**DO THIS**. Work through the data line by line, gathering every line that has the word "self".

**RECORDS SHOWN**.

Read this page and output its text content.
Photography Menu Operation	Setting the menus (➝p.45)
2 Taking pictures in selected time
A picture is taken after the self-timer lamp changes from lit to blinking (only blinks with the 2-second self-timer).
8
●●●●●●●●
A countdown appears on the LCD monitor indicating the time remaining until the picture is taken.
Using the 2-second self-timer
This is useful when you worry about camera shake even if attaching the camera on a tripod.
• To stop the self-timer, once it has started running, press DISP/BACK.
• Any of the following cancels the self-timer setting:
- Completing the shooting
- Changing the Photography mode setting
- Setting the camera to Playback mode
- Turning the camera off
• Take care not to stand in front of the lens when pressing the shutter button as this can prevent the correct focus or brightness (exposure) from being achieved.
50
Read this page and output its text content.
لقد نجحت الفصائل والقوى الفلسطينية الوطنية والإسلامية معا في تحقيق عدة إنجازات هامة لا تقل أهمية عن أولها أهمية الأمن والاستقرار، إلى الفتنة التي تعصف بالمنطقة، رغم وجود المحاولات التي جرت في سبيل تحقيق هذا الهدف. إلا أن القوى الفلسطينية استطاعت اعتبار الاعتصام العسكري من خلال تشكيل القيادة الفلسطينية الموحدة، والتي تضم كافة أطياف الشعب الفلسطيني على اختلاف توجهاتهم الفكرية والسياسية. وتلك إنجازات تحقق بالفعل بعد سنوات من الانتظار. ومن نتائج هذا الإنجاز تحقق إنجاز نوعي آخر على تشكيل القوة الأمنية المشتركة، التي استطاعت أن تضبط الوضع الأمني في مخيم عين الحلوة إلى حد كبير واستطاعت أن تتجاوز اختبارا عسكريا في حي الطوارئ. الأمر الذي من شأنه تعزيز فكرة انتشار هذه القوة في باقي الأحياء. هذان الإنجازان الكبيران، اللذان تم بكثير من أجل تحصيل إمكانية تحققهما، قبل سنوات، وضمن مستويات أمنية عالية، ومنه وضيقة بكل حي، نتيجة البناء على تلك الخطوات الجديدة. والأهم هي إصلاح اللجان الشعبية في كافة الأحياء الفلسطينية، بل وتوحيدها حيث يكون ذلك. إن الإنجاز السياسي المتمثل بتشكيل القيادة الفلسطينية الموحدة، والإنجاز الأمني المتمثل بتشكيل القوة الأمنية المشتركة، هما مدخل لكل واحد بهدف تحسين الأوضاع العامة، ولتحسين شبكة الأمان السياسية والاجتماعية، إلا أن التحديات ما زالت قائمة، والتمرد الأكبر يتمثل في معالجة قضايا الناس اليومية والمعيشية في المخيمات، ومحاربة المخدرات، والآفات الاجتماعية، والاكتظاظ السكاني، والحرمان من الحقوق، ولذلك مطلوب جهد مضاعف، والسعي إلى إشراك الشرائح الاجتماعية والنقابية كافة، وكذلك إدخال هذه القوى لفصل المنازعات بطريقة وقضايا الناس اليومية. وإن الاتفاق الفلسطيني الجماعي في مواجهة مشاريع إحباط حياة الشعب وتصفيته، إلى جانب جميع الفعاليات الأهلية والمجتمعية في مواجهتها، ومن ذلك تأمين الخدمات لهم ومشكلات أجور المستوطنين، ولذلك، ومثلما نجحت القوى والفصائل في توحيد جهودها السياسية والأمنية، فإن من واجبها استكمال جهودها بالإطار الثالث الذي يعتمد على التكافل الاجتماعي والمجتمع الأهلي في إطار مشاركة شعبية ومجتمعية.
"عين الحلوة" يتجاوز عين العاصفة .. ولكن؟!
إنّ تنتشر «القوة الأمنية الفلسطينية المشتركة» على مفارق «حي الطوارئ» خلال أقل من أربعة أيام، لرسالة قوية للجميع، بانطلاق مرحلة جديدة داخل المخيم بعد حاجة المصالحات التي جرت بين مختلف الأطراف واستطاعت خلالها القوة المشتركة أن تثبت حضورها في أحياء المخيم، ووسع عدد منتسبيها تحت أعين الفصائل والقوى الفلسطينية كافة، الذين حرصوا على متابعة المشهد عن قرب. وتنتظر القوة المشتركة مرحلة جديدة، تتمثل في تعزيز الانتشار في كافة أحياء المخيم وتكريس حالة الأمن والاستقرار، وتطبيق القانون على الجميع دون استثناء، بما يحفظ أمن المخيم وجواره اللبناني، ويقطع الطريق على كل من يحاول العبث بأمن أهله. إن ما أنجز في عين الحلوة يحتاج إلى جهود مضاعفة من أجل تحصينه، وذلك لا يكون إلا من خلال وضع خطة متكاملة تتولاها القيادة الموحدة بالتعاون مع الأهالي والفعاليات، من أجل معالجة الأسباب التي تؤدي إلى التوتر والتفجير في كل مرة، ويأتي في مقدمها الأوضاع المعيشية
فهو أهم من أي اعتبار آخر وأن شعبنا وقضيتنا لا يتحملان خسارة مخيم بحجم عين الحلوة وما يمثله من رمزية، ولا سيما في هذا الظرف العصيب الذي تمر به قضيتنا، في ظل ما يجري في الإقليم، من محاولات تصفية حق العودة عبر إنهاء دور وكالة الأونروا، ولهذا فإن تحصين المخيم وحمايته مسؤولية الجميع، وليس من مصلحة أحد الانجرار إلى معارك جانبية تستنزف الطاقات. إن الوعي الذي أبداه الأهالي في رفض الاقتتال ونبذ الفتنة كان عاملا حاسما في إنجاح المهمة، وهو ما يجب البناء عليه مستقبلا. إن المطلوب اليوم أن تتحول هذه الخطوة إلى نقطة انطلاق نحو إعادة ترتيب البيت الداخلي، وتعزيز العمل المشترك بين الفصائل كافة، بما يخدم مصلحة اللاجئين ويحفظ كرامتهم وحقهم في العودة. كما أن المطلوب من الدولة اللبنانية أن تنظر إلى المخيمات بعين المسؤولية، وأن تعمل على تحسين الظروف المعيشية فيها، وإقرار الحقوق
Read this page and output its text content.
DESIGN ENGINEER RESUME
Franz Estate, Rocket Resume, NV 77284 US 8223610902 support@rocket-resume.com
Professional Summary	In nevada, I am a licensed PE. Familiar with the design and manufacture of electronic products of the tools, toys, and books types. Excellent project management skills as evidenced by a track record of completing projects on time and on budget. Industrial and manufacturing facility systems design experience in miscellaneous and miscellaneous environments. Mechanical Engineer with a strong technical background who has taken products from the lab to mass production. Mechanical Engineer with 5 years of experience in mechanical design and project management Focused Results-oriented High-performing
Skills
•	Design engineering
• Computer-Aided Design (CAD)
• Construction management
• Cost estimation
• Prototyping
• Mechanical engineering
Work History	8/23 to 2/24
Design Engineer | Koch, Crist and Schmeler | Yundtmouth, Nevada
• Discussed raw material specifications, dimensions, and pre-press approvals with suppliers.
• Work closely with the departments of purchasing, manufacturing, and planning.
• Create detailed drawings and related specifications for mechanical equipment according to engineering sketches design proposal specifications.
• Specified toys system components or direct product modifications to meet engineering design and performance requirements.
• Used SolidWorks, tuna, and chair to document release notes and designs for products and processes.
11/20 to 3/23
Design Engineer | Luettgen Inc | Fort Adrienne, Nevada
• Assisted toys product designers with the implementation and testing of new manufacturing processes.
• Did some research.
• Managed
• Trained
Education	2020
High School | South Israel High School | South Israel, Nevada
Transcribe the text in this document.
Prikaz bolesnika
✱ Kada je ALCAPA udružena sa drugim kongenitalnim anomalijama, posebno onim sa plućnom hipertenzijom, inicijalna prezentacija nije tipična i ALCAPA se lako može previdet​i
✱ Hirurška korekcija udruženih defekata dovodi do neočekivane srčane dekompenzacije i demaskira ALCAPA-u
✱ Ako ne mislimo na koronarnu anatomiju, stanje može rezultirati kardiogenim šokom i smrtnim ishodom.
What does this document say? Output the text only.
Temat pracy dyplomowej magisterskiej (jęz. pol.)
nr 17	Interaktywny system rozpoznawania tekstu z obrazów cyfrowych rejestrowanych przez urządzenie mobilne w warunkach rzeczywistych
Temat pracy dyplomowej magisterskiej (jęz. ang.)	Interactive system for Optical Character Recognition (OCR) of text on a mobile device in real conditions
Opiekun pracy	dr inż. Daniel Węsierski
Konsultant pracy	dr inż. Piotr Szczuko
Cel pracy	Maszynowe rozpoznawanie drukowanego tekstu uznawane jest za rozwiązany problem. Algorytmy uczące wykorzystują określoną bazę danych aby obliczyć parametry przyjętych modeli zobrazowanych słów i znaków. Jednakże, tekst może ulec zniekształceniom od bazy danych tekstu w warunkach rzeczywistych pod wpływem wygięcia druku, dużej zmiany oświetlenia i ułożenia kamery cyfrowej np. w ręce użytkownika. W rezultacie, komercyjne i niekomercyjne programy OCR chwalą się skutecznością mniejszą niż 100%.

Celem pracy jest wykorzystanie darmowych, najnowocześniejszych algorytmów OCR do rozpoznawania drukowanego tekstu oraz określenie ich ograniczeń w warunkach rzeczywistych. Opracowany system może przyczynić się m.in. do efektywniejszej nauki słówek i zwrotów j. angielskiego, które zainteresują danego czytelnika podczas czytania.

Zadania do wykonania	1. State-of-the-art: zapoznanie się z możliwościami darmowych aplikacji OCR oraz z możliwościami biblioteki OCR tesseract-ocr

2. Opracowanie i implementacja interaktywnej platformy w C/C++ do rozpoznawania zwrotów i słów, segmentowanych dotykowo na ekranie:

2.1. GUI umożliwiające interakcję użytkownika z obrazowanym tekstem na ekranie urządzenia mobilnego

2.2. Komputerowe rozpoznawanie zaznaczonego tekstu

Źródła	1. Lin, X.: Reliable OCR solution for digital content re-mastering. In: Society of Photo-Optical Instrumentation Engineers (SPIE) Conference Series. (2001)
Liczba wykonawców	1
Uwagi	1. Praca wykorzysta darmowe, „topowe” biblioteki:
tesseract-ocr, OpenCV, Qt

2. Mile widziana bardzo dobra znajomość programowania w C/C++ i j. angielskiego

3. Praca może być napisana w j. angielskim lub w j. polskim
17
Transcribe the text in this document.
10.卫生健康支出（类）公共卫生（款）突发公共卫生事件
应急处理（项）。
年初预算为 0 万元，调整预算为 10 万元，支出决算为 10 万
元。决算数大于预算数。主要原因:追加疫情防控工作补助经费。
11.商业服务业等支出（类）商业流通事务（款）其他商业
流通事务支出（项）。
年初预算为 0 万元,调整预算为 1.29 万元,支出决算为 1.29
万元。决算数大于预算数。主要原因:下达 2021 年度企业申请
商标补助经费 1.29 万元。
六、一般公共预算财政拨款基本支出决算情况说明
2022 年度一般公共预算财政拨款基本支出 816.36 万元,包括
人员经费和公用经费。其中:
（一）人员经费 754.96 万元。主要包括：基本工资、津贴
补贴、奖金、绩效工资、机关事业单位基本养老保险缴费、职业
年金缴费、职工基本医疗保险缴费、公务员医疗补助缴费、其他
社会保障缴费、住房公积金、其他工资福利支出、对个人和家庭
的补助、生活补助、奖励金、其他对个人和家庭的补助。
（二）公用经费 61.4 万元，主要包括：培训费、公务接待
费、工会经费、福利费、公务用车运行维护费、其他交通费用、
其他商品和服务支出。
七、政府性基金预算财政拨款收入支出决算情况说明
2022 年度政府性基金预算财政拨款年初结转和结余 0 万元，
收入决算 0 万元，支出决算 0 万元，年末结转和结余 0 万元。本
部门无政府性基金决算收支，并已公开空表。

**THE SOLUTION**.
A picture is taken after the self-timer lamp changes from lit to blinking (only blinks with the 2-second self-timer).
Using the 2-second self-timer
• To stop the self-timer, once it has started running, press DISP/BACK.
• Any of the following cancels the self-timer setting:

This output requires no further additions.